Input records —
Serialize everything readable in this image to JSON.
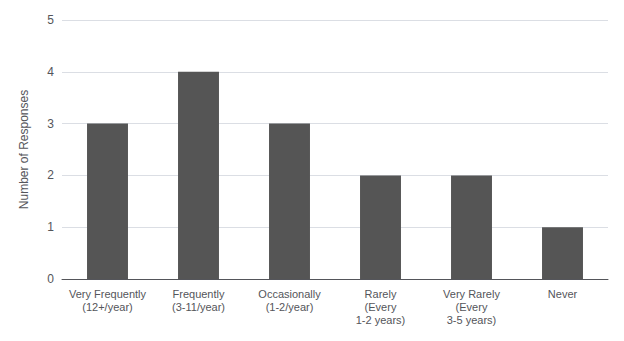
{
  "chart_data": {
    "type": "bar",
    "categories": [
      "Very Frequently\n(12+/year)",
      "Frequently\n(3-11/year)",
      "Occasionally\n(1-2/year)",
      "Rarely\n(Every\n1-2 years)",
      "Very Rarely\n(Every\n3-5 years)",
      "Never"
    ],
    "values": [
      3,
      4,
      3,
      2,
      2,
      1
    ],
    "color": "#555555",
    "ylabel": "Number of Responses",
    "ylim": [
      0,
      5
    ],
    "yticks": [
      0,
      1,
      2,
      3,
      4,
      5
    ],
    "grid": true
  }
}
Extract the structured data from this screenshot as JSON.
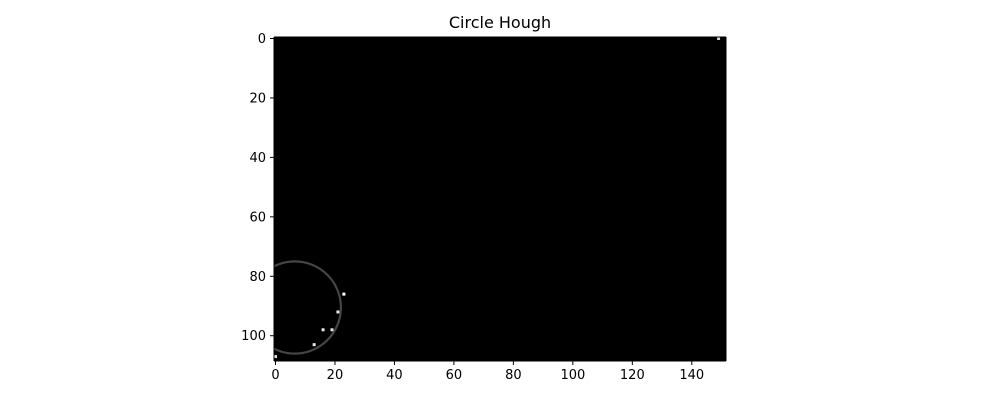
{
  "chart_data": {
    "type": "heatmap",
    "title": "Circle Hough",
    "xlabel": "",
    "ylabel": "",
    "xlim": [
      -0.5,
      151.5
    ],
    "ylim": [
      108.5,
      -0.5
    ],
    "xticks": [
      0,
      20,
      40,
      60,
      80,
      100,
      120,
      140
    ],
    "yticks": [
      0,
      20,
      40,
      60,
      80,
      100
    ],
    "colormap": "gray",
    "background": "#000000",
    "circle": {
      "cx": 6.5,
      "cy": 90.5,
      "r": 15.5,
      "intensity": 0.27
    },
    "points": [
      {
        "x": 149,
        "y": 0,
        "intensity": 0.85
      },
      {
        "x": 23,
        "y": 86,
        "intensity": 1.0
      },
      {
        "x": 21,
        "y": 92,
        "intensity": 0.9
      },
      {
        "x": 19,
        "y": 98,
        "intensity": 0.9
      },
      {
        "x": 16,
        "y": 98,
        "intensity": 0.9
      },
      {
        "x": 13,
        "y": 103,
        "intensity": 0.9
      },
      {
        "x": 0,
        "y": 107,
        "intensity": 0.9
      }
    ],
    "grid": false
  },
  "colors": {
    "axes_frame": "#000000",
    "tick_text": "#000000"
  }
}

Exercise aim — Return the listing above unchanged, apart from dropping its pictures.

Written solution —
Serialize everything readable in this image to JSON.
{
  "chart_data": {
    "type": "bar",
    "categories": [
      "Very Frequently\n(12+/year)",
      "Frequently\n(3-11/year)",
      "Occasionally\n(1-2/year)",
      "Rarely\n(Every\n1-2 years)",
      "Very Rarely\n(Every\n3-5 years)",
      "Never"
    ],
    "values": [
      3,
      4,
      3,
      2,
      2,
      1
    ],
    "color": "#555555",
    "ylabel": "Number of Responses",
    "ylim": [
      0,
      5
    ],
    "yticks": [
      0,
      1,
      2,
      3,
      4,
      5
    ],
    "grid": true
  }
}
Extract the structured data from this screenshot as JSON.
{
  "chart_data": {
    "type": "heatmap",
    "title": "Circle Hough",
    "xlabel": "",
    "ylabel": "",
    "xlim": [
      -0.5,
      151.5
    ],
    "ylim": [
      108.5,
      -0.5
    ],
    "xticks": [
      0,
      20,
      40,
      60,
      80,
      100,
      120,
      140
    ],
    "yticks": [
      0,
      20,
      40,
      60,
      80,
      100
    ],
    "colormap": "gray",
    "background": "#000000",
    "circle": {
      "cx": 6.5,
      "cy": 90.5,
      "r": 15.5,
      "intensity": 0.27
    },
    "points": [
      {
        "x": 149,
        "y": 0,
        "intensity": 0.85
      },
      {
        "x": 23,
        "y": 86,
        "intensity": 1.0
      },
      {
        "x": 21,
        "y": 92,
        "intensity": 0.9
      },
      {
        "x": 19,
        "y": 98,
        "intensity": 0.9
      },
      {
        "x": 16,
        "y": 98,
        "intensity": 0.9
      },
      {
        "x": 13,
        "y": 103,
        "intensity": 0.9
      },
      {
        "x": 0,
        "y": 107,
        "intensity": 0.9
      }
    ],
    "grid": false
  },
  "colors": {
    "axes_frame": "#000000",
    "tick_text": "#000000"
  }
}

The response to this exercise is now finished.